Start

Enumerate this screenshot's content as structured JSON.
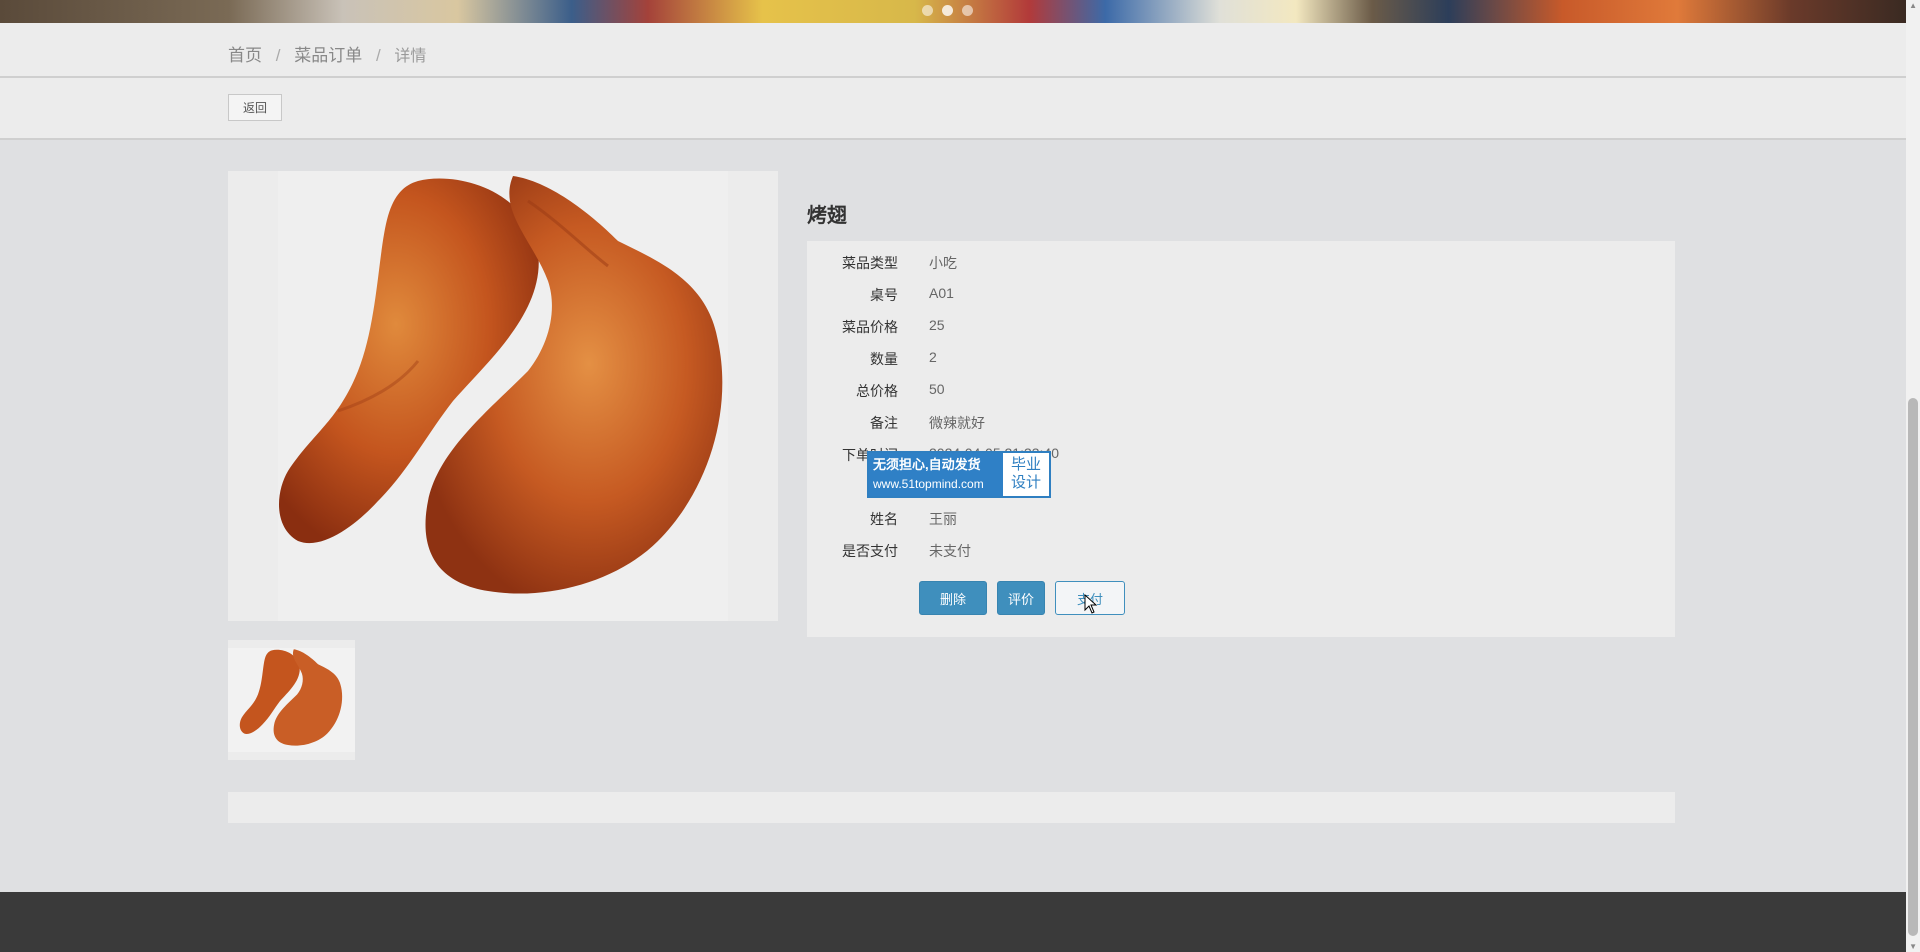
{
  "breadcrumb": {
    "home": "首页",
    "orders": "菜品订单",
    "current": "详情",
    "separator": "/"
  },
  "toolbar": {
    "back_label": "返回"
  },
  "dish": {
    "name": "烤翅",
    "fields": [
      {
        "label": "菜品类型",
        "value": "小吃"
      },
      {
        "label": "桌号",
        "value": "A01"
      },
      {
        "label": "菜品价格",
        "value": "25"
      },
      {
        "label": "数量",
        "value": "2"
      },
      {
        "label": "总价格",
        "value": "50"
      },
      {
        "label": "备注",
        "value": "微辣就好"
      },
      {
        "label": "下单时间",
        "value": "2024-04-05 21:33:40"
      },
      {
        "label": "",
        "value": ""
      },
      {
        "label": "姓名",
        "value": "王丽"
      },
      {
        "label": "是否支付",
        "value": "未支付"
      }
    ]
  },
  "actions": {
    "delete_label": "删除",
    "review_label": "评价",
    "pay_label": "支付"
  },
  "watermark": {
    "line1": "无须担心,自动发货",
    "url": "www.51topmind.com",
    "badge_line1": "毕业",
    "badge_line2": "设计"
  },
  "colors": {
    "primary": "#3f8fbd",
    "background": "#dfe0e2",
    "panel": "#ececec",
    "footer": "#3a3a3a"
  }
}
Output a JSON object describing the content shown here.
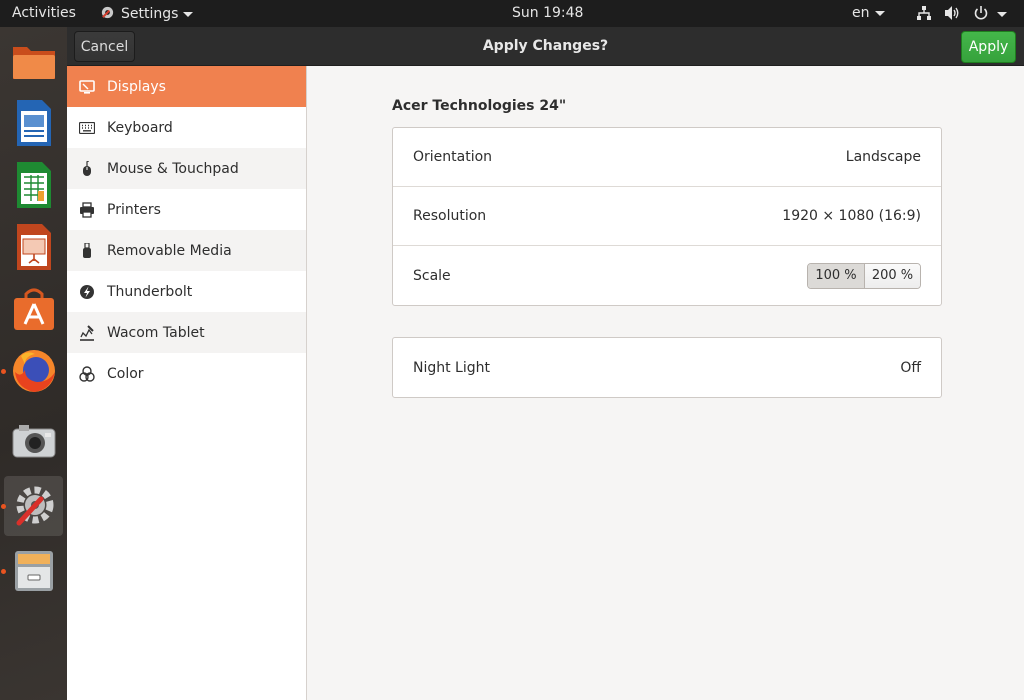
{
  "topbar": {
    "activities": "Activities",
    "app_menu": "Settings",
    "clock": "Sun 19:48",
    "keyboard_layout": "en"
  },
  "dock": {
    "items": [
      {
        "icon": "files-icon"
      },
      {
        "icon": "writer-icon"
      },
      {
        "icon": "calc-icon"
      },
      {
        "icon": "impress-icon"
      },
      {
        "icon": "software-icon"
      },
      {
        "icon": "firefox-icon"
      },
      {
        "icon": "camera-icon"
      },
      {
        "icon": "settings-icon"
      },
      {
        "icon": "archive-icon"
      }
    ]
  },
  "headerbar": {
    "cancel_label": "Cancel",
    "title": "Apply Changes?",
    "apply_label": "Apply"
  },
  "sidebar": {
    "items": [
      {
        "label": "Displays",
        "icon": "display-icon",
        "selected": true
      },
      {
        "label": "Keyboard",
        "icon": "keyboard-icon"
      },
      {
        "label": "Mouse & Touchpad",
        "icon": "mouse-icon"
      },
      {
        "label": "Printers",
        "icon": "printer-icon"
      },
      {
        "label": "Removable Media",
        "icon": "usb-icon"
      },
      {
        "label": "Thunderbolt",
        "icon": "thunderbolt-icon"
      },
      {
        "label": "Wacom Tablet",
        "icon": "tablet-icon"
      },
      {
        "label": "Color",
        "icon": "color-icon"
      }
    ]
  },
  "display": {
    "monitor_name": "Acer Technologies 24\"",
    "orientation_label": "Orientation",
    "orientation_value": "Landscape",
    "resolution_label": "Resolution",
    "resolution_value": "1920 × 1080 (16:9)",
    "scale_label": "Scale",
    "scale_options": [
      "100 %",
      "200 %"
    ],
    "scale_selected": "100 %",
    "night_light_label": "Night Light",
    "night_light_value": "Off"
  },
  "colors": {
    "accent": "#f0814f",
    "apply_green": "#3cac42",
    "ubuntu_orange": "#e95420"
  }
}
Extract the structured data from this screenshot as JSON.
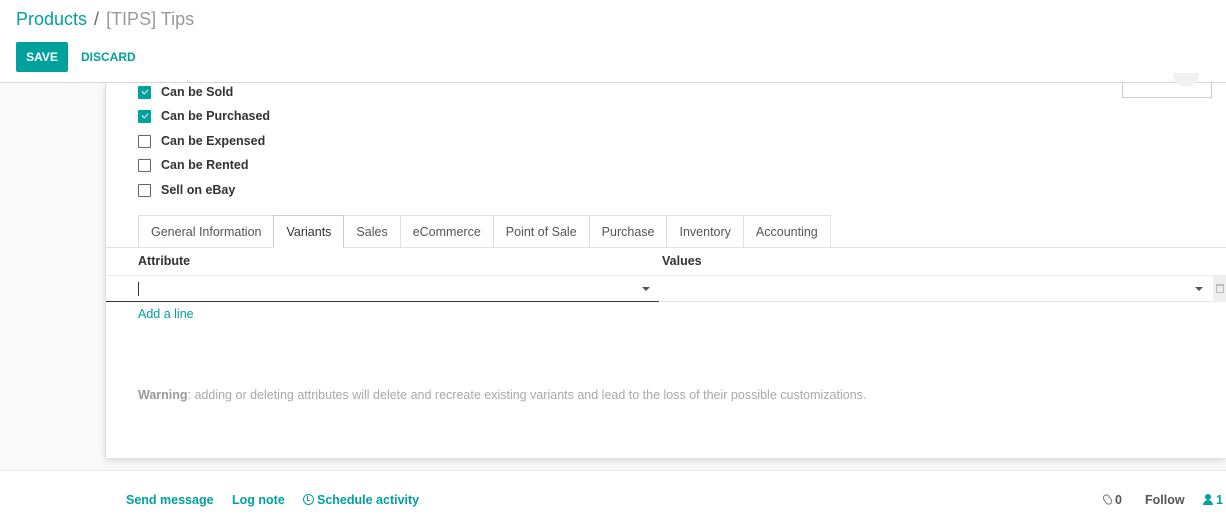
{
  "breadcrumb": {
    "parent": "Products",
    "separator": "/",
    "current": "[TIPS] Tips"
  },
  "toolbar": {
    "save_label": "SAVE",
    "discard_label": "DISCARD"
  },
  "options": [
    {
      "label": "Can be Sold",
      "checked": true
    },
    {
      "label": "Can be Purchased",
      "checked": true
    },
    {
      "label": "Can be Expensed",
      "checked": false
    },
    {
      "label": "Can be Rented",
      "checked": false
    },
    {
      "label": "Sell on eBay",
      "checked": false
    }
  ],
  "tabs": [
    {
      "label": "General Information"
    },
    {
      "label": "Variants",
      "active": true
    },
    {
      "label": "Sales"
    },
    {
      "label": "eCommerce"
    },
    {
      "label": "Point of Sale"
    },
    {
      "label": "Purchase"
    },
    {
      "label": "Inventory"
    },
    {
      "label": "Accounting"
    }
  ],
  "variants": {
    "columns": {
      "attribute": "Attribute",
      "values": "Values"
    },
    "attribute_value": "",
    "values_value": "",
    "add_line": "Add a line",
    "warning_title": "Warning",
    "warning_text": ": adding or deleting attributes will delete and recreate existing variants and lead to the loss of their possible customizations."
  },
  "chatter": {
    "send_message": "Send message",
    "log_note": "Log note",
    "schedule_activity": "Schedule activity",
    "attachments_count": "0",
    "follow_label": "Follow",
    "followers_count": "1"
  },
  "colors": {
    "accent": "#00a09d",
    "text": "#333333",
    "muted": "#a9a9a9"
  },
  "icons": [
    "check-icon",
    "caret-down-icon",
    "trash-icon",
    "clock-icon",
    "paperclip-icon",
    "user-icon"
  ]
}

End

* **What is required**: Leave out the pictures and repeat everything else in the records exactly.

* **Answer in full**:
Enumerate this screenshot's content as structured JSON.
{
  "breadcrumb": {
    "home": "首页",
    "orders": "菜品订单",
    "current": "详情",
    "separator": "/"
  },
  "toolbar": {
    "back_label": "返回"
  },
  "dish": {
    "name": "烤翅",
    "fields": [
      {
        "label": "菜品类型",
        "value": "小吃"
      },
      {
        "label": "桌号",
        "value": "A01"
      },
      {
        "label": "菜品价格",
        "value": "25"
      },
      {
        "label": "数量",
        "value": "2"
      },
      {
        "label": "总价格",
        "value": "50"
      },
      {
        "label": "备注",
        "value": "微辣就好"
      },
      {
        "label": "下单时间",
        "value": "2024-04-05 21:33:40"
      },
      {
        "label": "",
        "value": ""
      },
      {
        "label": "姓名",
        "value": "王丽"
      },
      {
        "label": "是否支付",
        "value": "未支付"
      }
    ]
  },
  "actions": {
    "delete_label": "删除",
    "review_label": "评价",
    "pay_label": "支付"
  },
  "watermark": {
    "line1": "无须担心,自动发货",
    "url": "www.51topmind.com",
    "badge_line1": "毕业",
    "badge_line2": "设计"
  },
  "colors": {
    "primary": "#3f8fbd",
    "background": "#dfe0e2",
    "panel": "#ececec",
    "footer": "#3a3a3a"
  }
}
Output a JSON object describing the content shown here.
{
  "topbar": {
    "activities": "Activities",
    "app_menu": "Settings",
    "clock": "Sun 19:48",
    "keyboard_layout": "en"
  },
  "dock": {
    "items": [
      {
        "icon": "files-icon"
      },
      {
        "icon": "writer-icon"
      },
      {
        "icon": "calc-icon"
      },
      {
        "icon": "impress-icon"
      },
      {
        "icon": "software-icon"
      },
      {
        "icon": "firefox-icon"
      },
      {
        "icon": "camera-icon"
      },
      {
        "icon": "settings-icon"
      },
      {
        "icon": "archive-icon"
      }
    ]
  },
  "headerbar": {
    "cancel_label": "Cancel",
    "title": "Apply Changes?",
    "apply_label": "Apply"
  },
  "sidebar": {
    "items": [
      {
        "label": "Displays",
        "icon": "display-icon",
        "selected": true
      },
      {
        "label": "Keyboard",
        "icon": "keyboard-icon"
      },
      {
        "label": "Mouse & Touchpad",
        "icon": "mouse-icon"
      },
      {
        "label": "Printers",
        "icon": "printer-icon"
      },
      {
        "label": "Removable Media",
        "icon": "usb-icon"
      },
      {
        "label": "Thunderbolt",
        "icon": "thunderbolt-icon"
      },
      {
        "label": "Wacom Tablet",
        "icon": "tablet-icon"
      },
      {
        "label": "Color",
        "icon": "color-icon"
      }
    ]
  },
  "display": {
    "monitor_name": "Acer Technologies 24\"",
    "orientation_label": "Orientation",
    "orientation_value": "Landscape",
    "resolution_label": "Resolution",
    "resolution_value": "1920 × 1080 (16:9)",
    "scale_label": "Scale",
    "scale_options": [
      "100 %",
      "200 %"
    ],
    "scale_selected": "100 %",
    "night_light_label": "Night Light",
    "night_light_value": "Off"
  },
  "colors": {
    "accent": "#f0814f",
    "apply_green": "#3cac42",
    "ubuntu_orange": "#e95420"
  }
}
Extract the structured data from this screenshot as JSON.
{
  "breadcrumb": {
    "parent": "Products",
    "separator": "/",
    "current": "[TIPS] Tips"
  },
  "toolbar": {
    "save_label": "SAVE",
    "discard_label": "DISCARD"
  },
  "options": [
    {
      "label": "Can be Sold",
      "checked": true
    },
    {
      "label": "Can be Purchased",
      "checked": true
    },
    {
      "label": "Can be Expensed",
      "checked": false
    },
    {
      "label": "Can be Rented",
      "checked": false
    },
    {
      "label": "Sell on eBay",
      "checked": false
    }
  ],
  "tabs": [
    {
      "label": "General Information"
    },
    {
      "label": "Variants",
      "active": true
    },
    {
      "label": "Sales"
    },
    {
      "label": "eCommerce"
    },
    {
      "label": "Point of Sale"
    },
    {
      "label": "Purchase"
    },
    {
      "label": "Inventory"
    },
    {
      "label": "Accounting"
    }
  ],
  "variants": {
    "columns": {
      "attribute": "Attribute",
      "values": "Values"
    },
    "attribute_value": "",
    "values_value": "",
    "add_line": "Add a line",
    "warning_title": "Warning",
    "warning_text": ": adding or deleting attributes will delete and recreate existing variants and lead to the loss of their possible customizations."
  },
  "chatter": {
    "send_message": "Send message",
    "log_note": "Log note",
    "schedule_activity": "Schedule activity",
    "attachments_count": "0",
    "follow_label": "Follow",
    "followers_count": "1"
  },
  "colors": {
    "accent": "#00a09d",
    "text": "#333333",
    "muted": "#a9a9a9"
  },
  "icons": [
    "check-icon",
    "caret-down-icon",
    "trash-icon",
    "clock-icon",
    "paperclip-icon",
    "user-icon"
  ]
}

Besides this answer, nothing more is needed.